#### [Exercise prompt]
Select all lines holding the word "documenti" from the entries that follow.

#### [Data for this exercise]
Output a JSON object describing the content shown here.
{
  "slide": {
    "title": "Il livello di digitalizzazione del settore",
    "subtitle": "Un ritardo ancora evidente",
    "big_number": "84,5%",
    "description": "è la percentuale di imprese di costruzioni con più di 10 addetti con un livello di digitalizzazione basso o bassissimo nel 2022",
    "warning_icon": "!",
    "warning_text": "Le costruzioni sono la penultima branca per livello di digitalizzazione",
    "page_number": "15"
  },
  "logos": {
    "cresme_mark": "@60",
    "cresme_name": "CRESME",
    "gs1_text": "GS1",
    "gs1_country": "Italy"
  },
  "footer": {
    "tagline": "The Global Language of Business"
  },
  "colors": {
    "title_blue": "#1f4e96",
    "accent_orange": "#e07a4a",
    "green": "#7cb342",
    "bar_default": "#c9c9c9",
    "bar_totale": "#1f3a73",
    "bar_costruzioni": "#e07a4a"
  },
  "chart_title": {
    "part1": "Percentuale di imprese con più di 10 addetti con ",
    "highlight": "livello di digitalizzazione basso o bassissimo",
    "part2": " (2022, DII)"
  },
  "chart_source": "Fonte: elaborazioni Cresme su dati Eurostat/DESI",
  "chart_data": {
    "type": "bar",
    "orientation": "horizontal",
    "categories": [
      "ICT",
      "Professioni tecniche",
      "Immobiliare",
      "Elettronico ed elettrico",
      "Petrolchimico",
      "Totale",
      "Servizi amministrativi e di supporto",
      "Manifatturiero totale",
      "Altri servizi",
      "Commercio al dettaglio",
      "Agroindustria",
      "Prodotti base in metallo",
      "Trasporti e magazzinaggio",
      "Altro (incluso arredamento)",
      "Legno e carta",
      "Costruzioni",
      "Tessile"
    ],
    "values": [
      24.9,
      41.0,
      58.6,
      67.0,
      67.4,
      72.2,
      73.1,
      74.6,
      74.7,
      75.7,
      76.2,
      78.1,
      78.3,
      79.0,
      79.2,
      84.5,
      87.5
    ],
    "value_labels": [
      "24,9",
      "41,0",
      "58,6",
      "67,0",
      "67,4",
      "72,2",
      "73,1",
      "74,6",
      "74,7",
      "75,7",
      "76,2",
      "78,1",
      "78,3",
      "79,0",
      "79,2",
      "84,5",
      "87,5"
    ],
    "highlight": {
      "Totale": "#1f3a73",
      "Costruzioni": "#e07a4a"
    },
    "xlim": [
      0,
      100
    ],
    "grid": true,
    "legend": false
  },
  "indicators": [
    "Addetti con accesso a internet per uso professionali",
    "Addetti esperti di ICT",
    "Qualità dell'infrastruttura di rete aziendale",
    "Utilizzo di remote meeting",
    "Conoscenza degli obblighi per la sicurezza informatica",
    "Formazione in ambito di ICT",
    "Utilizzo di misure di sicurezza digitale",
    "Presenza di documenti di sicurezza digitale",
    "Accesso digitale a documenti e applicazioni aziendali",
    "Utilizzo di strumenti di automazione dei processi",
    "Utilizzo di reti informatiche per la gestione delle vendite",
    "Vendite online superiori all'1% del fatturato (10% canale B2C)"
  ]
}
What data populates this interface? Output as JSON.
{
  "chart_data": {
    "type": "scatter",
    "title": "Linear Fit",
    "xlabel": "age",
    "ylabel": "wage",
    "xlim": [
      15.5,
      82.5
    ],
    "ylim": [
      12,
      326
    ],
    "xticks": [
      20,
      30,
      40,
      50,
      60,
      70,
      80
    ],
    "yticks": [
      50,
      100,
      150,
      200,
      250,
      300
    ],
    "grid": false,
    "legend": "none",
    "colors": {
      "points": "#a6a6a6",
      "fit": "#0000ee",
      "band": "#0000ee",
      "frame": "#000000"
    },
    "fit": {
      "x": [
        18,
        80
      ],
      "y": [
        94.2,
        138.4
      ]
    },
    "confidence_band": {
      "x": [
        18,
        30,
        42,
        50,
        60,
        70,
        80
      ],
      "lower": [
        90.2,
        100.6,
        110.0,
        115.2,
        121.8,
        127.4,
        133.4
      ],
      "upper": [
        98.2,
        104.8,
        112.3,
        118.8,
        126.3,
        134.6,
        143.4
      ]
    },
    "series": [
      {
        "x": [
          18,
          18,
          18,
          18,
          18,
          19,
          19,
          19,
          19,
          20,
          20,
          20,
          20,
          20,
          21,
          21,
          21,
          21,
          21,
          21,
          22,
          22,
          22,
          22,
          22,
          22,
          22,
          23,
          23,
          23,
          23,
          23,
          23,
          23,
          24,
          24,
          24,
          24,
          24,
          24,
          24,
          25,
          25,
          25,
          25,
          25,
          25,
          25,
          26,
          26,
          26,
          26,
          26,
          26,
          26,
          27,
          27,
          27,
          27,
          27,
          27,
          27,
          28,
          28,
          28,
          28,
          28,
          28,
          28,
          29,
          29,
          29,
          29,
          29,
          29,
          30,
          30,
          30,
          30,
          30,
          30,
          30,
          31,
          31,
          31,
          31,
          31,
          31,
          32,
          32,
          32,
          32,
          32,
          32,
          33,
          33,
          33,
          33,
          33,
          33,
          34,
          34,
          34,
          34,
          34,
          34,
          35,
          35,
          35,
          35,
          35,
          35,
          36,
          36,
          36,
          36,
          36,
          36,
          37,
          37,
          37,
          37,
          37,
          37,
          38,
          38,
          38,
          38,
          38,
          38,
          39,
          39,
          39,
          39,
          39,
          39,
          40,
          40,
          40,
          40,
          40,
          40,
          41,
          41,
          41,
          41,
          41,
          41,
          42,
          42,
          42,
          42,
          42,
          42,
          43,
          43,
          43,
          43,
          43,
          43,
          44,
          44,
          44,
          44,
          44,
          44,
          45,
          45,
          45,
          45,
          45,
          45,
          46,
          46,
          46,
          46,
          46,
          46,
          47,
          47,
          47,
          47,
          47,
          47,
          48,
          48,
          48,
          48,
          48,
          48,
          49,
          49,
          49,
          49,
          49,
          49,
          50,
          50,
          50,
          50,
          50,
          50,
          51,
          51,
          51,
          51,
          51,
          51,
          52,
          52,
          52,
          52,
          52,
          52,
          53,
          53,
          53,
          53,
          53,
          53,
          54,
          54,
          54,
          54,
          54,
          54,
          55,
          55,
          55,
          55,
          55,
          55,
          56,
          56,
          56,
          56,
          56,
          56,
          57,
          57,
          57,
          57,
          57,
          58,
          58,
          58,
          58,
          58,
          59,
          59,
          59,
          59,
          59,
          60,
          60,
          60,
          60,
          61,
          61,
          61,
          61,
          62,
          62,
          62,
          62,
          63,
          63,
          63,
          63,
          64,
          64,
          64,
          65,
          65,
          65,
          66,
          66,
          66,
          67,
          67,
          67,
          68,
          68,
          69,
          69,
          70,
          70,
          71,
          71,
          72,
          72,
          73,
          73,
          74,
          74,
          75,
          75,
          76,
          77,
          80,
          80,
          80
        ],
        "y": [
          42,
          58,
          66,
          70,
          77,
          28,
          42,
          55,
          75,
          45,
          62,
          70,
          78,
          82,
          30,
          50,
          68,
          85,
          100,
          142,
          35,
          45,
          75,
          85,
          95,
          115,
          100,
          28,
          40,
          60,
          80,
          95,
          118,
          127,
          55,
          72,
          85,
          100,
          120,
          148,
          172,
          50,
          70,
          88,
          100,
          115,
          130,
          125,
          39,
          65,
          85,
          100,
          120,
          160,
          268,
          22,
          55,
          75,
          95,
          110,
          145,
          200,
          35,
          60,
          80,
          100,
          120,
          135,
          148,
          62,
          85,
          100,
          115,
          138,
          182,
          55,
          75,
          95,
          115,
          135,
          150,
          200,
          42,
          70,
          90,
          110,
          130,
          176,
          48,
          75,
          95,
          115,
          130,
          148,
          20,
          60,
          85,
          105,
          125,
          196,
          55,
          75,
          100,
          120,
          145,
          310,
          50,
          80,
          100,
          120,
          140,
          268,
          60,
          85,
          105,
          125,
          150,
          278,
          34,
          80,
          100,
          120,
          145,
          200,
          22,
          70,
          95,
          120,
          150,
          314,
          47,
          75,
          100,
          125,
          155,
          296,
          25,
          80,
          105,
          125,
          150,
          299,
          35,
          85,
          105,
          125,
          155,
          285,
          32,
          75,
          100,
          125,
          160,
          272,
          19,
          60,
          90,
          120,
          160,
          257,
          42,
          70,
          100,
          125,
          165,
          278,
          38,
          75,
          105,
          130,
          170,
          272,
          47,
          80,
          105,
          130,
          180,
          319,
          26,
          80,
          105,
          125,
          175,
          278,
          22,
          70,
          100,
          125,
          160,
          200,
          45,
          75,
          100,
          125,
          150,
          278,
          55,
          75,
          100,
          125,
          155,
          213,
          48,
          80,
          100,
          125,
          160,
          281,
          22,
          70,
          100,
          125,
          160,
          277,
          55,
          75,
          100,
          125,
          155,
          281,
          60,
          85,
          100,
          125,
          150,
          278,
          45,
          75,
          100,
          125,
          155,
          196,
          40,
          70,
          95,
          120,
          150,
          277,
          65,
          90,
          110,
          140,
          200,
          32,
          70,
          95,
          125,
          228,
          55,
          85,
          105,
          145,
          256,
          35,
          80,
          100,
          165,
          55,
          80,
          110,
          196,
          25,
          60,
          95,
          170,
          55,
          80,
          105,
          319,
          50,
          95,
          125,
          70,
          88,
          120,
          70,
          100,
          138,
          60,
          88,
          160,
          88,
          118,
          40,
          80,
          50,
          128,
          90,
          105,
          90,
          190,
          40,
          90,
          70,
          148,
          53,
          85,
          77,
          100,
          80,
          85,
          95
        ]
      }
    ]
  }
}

#### [Worked solution]
    "Presenza di documenti di sicurezza digitale",
    "Accesso digitale a documenti e applicazioni aziendali",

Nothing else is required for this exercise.